[Exercise task]
Would you write out the listing verbatim and skip every picture in it?

[Data rows]
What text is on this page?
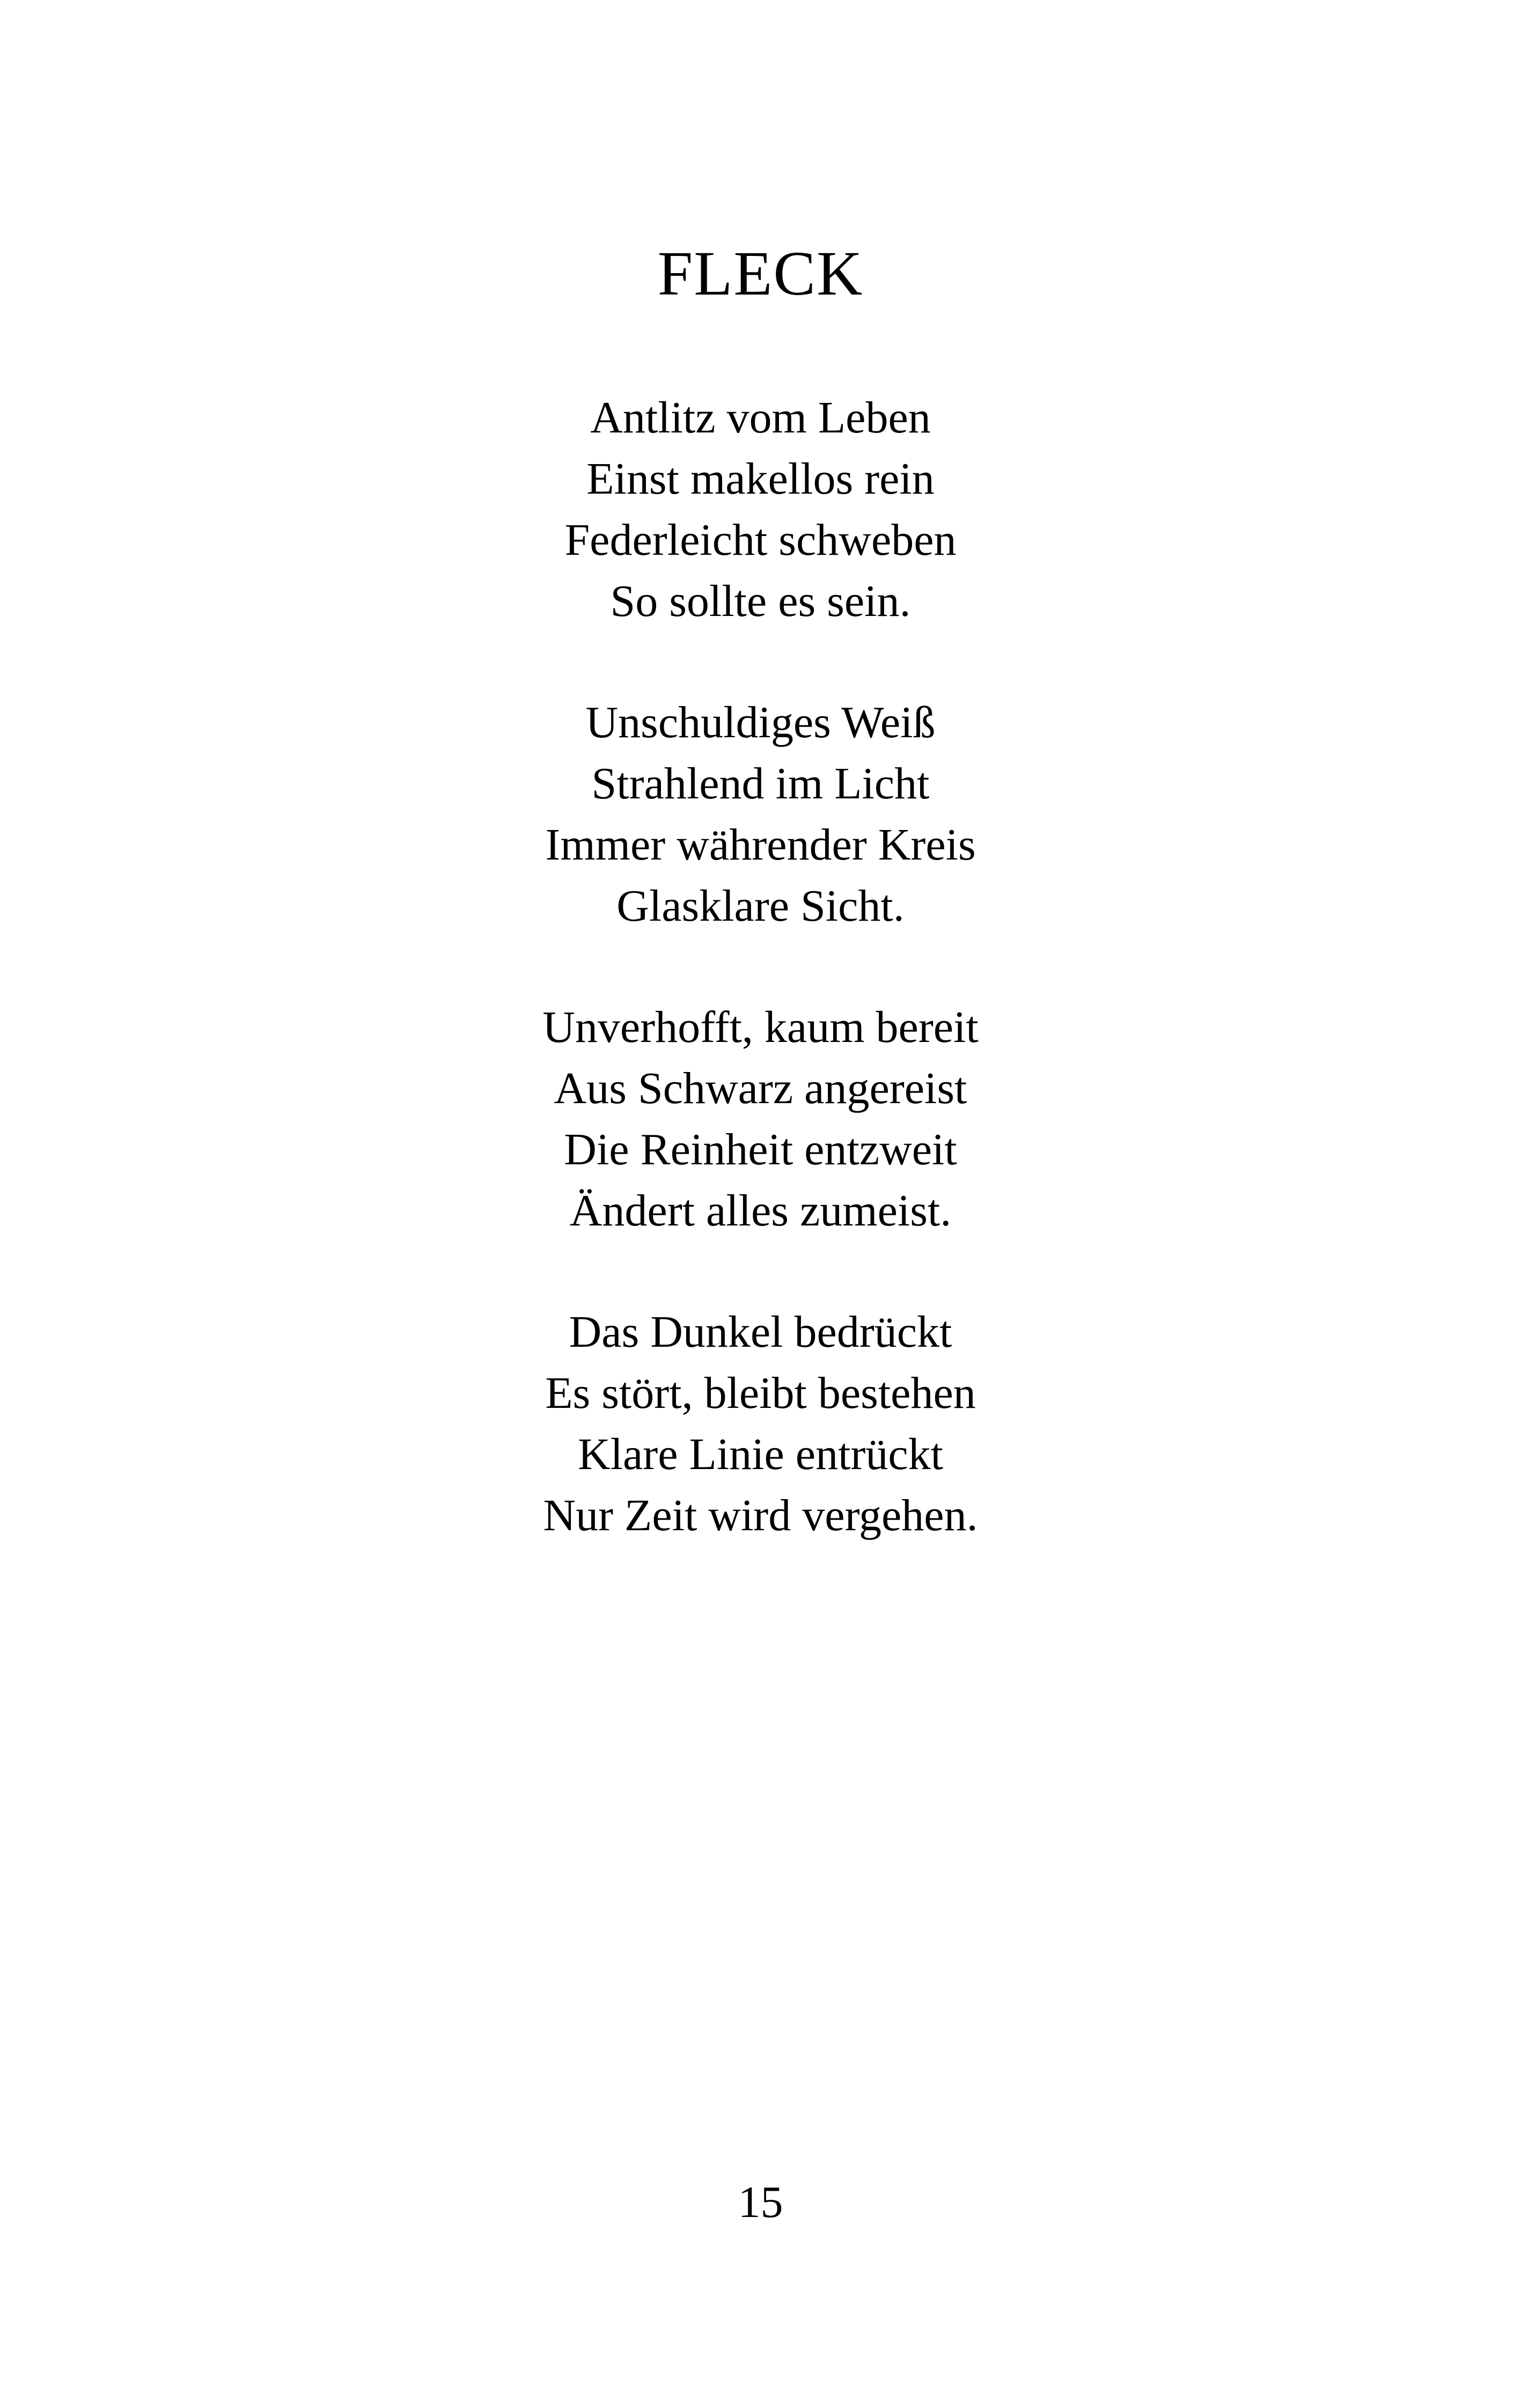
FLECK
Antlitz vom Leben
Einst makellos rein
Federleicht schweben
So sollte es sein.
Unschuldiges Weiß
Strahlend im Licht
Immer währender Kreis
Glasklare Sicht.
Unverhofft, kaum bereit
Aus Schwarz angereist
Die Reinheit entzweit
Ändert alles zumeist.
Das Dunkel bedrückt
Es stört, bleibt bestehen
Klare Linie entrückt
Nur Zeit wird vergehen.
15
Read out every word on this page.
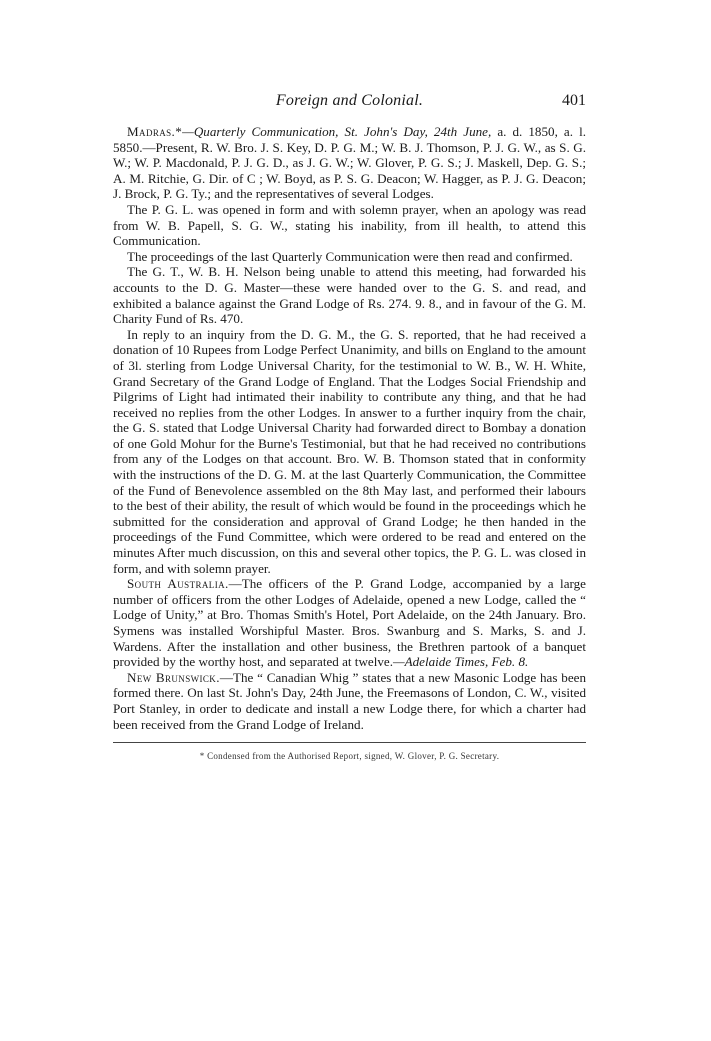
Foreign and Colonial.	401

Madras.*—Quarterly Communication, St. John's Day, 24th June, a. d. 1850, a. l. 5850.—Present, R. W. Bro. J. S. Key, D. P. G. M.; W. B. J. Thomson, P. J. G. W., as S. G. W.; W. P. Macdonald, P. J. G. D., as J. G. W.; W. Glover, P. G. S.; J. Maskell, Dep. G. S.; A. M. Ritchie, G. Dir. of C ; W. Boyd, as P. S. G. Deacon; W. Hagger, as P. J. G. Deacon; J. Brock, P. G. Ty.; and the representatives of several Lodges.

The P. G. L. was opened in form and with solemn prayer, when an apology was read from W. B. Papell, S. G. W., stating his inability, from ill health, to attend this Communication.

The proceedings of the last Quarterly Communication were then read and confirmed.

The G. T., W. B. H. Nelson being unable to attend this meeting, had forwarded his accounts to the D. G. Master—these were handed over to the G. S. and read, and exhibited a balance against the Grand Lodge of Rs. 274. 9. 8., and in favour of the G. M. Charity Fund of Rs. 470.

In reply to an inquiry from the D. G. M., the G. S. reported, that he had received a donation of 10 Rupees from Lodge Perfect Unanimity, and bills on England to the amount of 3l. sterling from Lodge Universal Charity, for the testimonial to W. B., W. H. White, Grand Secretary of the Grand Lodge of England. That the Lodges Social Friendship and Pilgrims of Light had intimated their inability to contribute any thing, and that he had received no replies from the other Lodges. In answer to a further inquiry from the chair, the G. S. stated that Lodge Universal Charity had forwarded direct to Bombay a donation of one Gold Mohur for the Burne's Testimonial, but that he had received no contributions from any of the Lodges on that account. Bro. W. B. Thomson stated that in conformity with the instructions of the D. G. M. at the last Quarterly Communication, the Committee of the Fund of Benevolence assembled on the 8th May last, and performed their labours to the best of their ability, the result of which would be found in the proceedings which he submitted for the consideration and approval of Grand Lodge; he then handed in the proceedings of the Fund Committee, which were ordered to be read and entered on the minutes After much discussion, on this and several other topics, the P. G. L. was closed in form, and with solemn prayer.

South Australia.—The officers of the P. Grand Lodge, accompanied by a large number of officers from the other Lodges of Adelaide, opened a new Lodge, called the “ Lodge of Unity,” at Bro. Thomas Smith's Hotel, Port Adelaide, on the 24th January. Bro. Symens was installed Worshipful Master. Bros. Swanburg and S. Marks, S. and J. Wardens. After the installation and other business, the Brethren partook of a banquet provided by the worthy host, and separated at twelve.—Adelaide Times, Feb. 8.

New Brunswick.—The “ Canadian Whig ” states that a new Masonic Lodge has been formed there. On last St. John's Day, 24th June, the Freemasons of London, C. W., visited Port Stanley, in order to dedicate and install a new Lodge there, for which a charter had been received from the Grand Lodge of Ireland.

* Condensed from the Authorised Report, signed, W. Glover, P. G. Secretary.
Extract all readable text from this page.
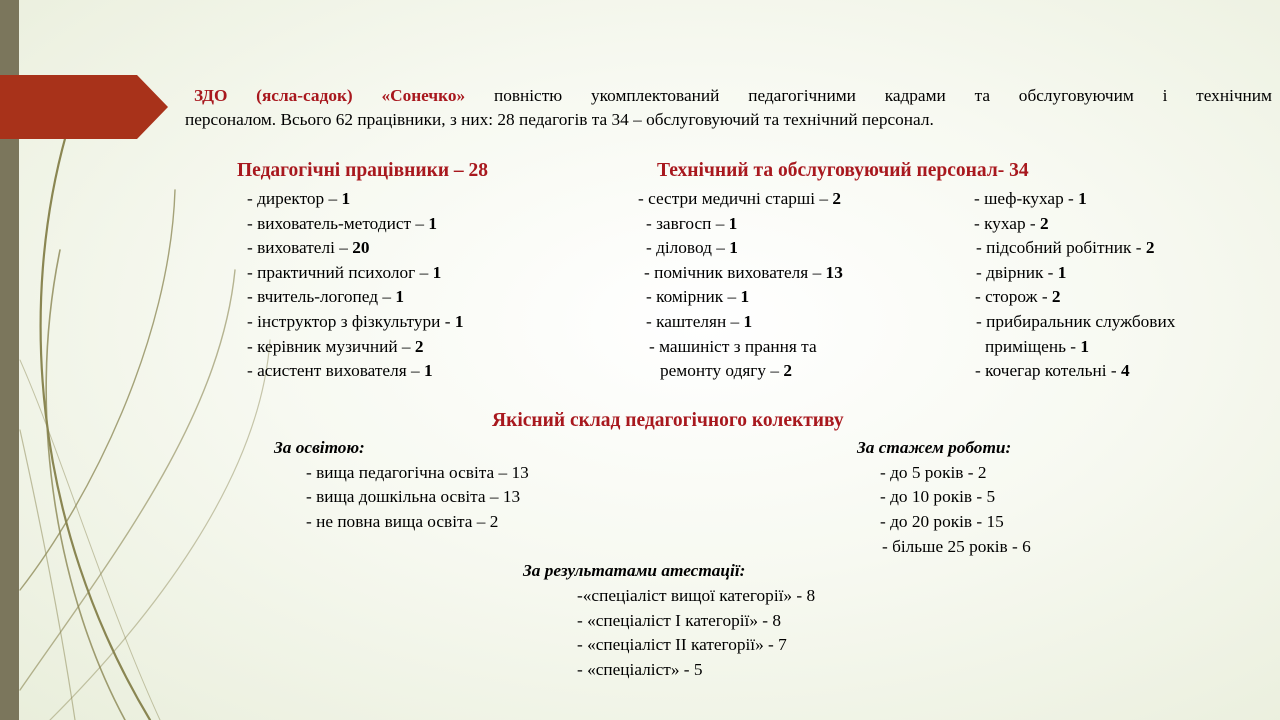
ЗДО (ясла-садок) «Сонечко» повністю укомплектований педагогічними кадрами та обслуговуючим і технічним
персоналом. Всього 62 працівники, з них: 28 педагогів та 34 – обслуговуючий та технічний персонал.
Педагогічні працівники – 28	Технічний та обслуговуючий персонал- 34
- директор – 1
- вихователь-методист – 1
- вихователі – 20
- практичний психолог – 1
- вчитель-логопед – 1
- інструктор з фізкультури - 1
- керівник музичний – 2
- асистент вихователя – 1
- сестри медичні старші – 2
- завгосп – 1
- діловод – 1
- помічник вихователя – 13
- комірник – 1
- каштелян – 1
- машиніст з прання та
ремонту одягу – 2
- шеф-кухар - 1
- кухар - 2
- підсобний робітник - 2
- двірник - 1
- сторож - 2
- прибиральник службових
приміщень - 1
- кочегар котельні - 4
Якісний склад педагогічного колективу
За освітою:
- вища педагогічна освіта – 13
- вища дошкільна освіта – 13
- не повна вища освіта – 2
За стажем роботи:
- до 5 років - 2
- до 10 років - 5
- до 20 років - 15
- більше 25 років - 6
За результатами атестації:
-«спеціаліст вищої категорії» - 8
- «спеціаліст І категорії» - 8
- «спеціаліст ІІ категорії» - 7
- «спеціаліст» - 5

[Task solution]
What text is on this page?
FLECK
Antlitz vom Leben
Einst makellos rein
Federleicht schweben
So sollte es sein.
Unschuldiges Weiß
Strahlend im Licht
Immer währender Kreis
Glasklare Sicht.
Unverhofft, kaum bereit
Aus Schwarz angereist
Die Reinheit entzweit
Ändert alles zumeist.
Das Dunkel bedrückt
Es stört, bleibt bestehen
Klare Linie entrückt
Nur Zeit wird vergehen.
15
Read out every word on this page.
Foreign and Colonial.	401

Madras.*—Quarterly Communication, St. John's Day, 24th June, a. d. 1850, a. l. 5850.—Present, R. W. Bro. J. S. Key, D. P. G. M.; W. B. J. Thomson, P. J. G. W., as S. G. W.; W. P. Macdonald, P. J. G. D., as J. G. W.; W. Glover, P. G. S.; J. Maskell, Dep. G. S.; A. M. Ritchie, G. Dir. of C ; W. Boyd, as P. S. G. Deacon; W. Hagger, as P. J. G. Deacon; J. Brock, P. G. Ty.; and the representatives of several Lodges.

The P. G. L. was opened in form and with solemn prayer, when an apology was read from W. B. Papell, S. G. W., stating his inability, from ill health, to attend this Communication.

The proceedings of the last Quarterly Communication were then read and confirmed.

The G. T., W. B. H. Nelson being unable to attend this meeting, had forwarded his accounts to the D. G. Master—these were handed over to the G. S. and read, and exhibited a balance against the Grand Lodge of Rs. 274. 9. 8., and in favour of the G. M. Charity Fund of Rs. 470.

In reply to an inquiry from the D. G. M., the G. S. reported, that he had received a donation of 10 Rupees from Lodge Perfect Unanimity, and bills on England to the amount of 3l. sterling from Lodge Universal Charity, for the testimonial to W. B., W. H. White, Grand Secretary of the Grand Lodge of England. That the Lodges Social Friendship and Pilgrims of Light had intimated their inability to contribute any thing, and that he had received no replies from the other Lodges. In answer to a further inquiry from the chair, the G. S. stated that Lodge Universal Charity had forwarded direct to Bombay a donation of one Gold Mohur for the Burne's Testimonial, but that he had received no contributions from any of the Lodges on that account. Bro. W. B. Thomson stated that in conformity with the instructions of the D. G. M. at the last Quarterly Communication, the Committee of the Fund of Benevolence assembled on the 8th May last, and performed their labours to the best of their ability, the result of which would be found in the proceedings which he submitted for the consideration and approval of Grand Lodge; he then handed in the proceedings of the Fund Committee, which were ordered to be read and entered on the minutes After much discussion, on this and several other topics, the P. G. L. was closed in form, and with solemn prayer.

South Australia.—The officers of the P. Grand Lodge, accompanied by a large number of officers from the other Lodges of Adelaide, opened a new Lodge, called the “ Lodge of Unity,” at Bro. Thomas Smith's Hotel, Port Adelaide, on the 24th January. Bro. Symens was installed Worshipful Master. Bros. Swanburg and S. Marks, S. and J. Wardens. After the installation and other business, the Brethren partook of a banquet provided by the worthy host, and separated at twelve.—Adelaide Times, Feb. 8.

New Brunswick.—The “ Canadian Whig ” states that a new Masonic Lodge has been formed there. On last St. John's Day, 24th June, the Freemasons of London, C. W., visited Port Stanley, in order to dedicate and install a new Lodge there, for which a charter had been received from the Grand Lodge of Ireland.

* Condensed from the Authorised Report, signed, W. Glover, P. G. Secretary.
Extract all readable text from this page.
ЗДО (ясла-садок) «Сонечко» повністю укомплектований педагогічними кадрами та обслуговуючим і технічним
персоналом. Всього 62 працівники, з них: 28 педагогів та 34 – обслуговуючий та технічний персонал.
Педагогічні працівники – 28	Технічний та обслуговуючий персонал- 34
- директор – 1
- вихователь-методист – 1
- вихователі – 20
- практичний психолог – 1
- вчитель-логопед – 1
- інструктор з фізкультури - 1
- керівник музичний – 2
- асистент вихователя – 1
- сестри медичні старші – 2
- завгосп – 1
- діловод – 1
- помічник вихователя – 13
- комірник – 1
- каштелян – 1
- машиніст з прання та
ремонту одягу – 2
- шеф-кухар - 1
- кухар - 2
- підсобний робітник - 2
- двірник - 1
- сторож - 2
- прибиральник службових
приміщень - 1
- кочегар котельні - 4
Якісний склад педагогічного колективу
За освітою:
- вища педагогічна освіта – 13
- вища дошкільна освіта – 13
- не повна вища освіта – 2
За стажем роботи:
- до 5 років - 2
- до 10 років - 5
- до 20 років - 15
- більше 25 років - 6
За результатами атестації:
-«спеціаліст вищої категорії» - 8
- «спеціаліст І категорії» - 8
- «спеціаліст ІІ категорії» - 7
- «спеціаліст» - 5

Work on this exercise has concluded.